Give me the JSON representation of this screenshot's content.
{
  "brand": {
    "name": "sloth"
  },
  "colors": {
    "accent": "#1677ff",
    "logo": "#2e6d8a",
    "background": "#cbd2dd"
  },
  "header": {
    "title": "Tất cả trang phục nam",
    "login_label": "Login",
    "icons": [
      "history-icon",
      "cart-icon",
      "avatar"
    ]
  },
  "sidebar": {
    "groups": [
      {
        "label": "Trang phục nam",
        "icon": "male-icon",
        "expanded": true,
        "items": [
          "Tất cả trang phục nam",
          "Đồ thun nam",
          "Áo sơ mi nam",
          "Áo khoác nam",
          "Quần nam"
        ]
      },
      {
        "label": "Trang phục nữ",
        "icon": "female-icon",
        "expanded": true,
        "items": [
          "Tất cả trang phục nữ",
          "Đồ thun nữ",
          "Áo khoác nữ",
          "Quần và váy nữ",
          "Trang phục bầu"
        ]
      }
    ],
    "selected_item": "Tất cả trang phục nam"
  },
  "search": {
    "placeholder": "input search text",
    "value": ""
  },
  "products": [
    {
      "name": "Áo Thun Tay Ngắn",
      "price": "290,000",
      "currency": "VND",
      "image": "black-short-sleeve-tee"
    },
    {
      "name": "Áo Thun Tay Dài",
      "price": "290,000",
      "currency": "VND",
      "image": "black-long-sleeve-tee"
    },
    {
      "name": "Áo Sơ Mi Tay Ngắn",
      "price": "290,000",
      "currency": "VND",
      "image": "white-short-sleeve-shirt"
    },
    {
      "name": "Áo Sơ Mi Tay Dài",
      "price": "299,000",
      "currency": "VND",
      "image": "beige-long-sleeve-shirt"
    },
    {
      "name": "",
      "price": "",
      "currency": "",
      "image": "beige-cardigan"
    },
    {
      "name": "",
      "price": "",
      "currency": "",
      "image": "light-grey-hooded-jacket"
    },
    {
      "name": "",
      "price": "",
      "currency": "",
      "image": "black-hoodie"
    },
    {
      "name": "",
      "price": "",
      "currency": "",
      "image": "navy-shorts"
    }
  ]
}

___

_WORK TO COMPLETE_
Each line of the material should be echoed exactly.

_ANSWER TO THIS EXERCISE_
Give me the JSON representation of this screenshot's content.
{
  "brand": {
    "name": "sloth"
  },
  "colors": {
    "accent": "#1677ff",
    "logo": "#2e6d8a",
    "background": "#cbd2dd"
  },
  "header": {
    "title": "Tất cả trang phục nam",
    "login_label": "Login",
    "icons": [
      "history-icon",
      "cart-icon",
      "avatar"
    ]
  },
  "sidebar": {
    "groups": [
      {
        "label": "Trang phục nam",
        "icon": "male-icon",
        "expanded": true,
        "items": [
          "Tất cả trang phục nam",
          "Đồ thun nam",
          "Áo sơ mi nam",
          "Áo khoác nam",
          "Quần nam"
        ]
      },
      {
        "label": "Trang phục nữ",
        "icon": "female-icon",
        "expanded": true,
        "items": [
          "Tất cả trang phục nữ",
          "Đồ thun nữ",
          "Áo khoác nữ",
          "Quần và váy nữ",
          "Trang phục bầu"
        ]
      }
    ],
    "selected_item": "Tất cả trang phục nam"
  },
  "search": {
    "placeholder": "input search text",
    "value": ""
  },
  "products": [
    {
      "name": "Áo Thun Tay Ngắn",
      "price": "290,000",
      "currency": "VND",
      "image": "black-short-sleeve-tee"
    },
    {
      "name": "Áo Thun Tay Dài",
      "price": "290,000",
      "currency": "VND",
      "image": "black-long-sleeve-tee"
    },
    {
      "name": "Áo Sơ Mi Tay Ngắn",
      "price": "290,000",
      "currency": "VND",
      "image": "white-short-sleeve-shirt"
    },
    {
      "name": "Áo Sơ Mi Tay Dài",
      "price": "299,000",
      "currency": "VND",
      "image": "beige-long-sleeve-shirt"
    },
    {
      "name": "",
      "price": "",
      "currency": "",
      "image": "beige-cardigan"
    },
    {
      "name": "",
      "price": "",
      "currency": "",
      "image": "light-grey-hooded-jacket"
    },
    {
      "name": "",
      "price": "",
      "currency": "",
      "image": "black-hoodie"
    },
    {
      "name": "",
      "price": "",
      "currency": "",
      "image": "navy-shorts"
    }
  ]
}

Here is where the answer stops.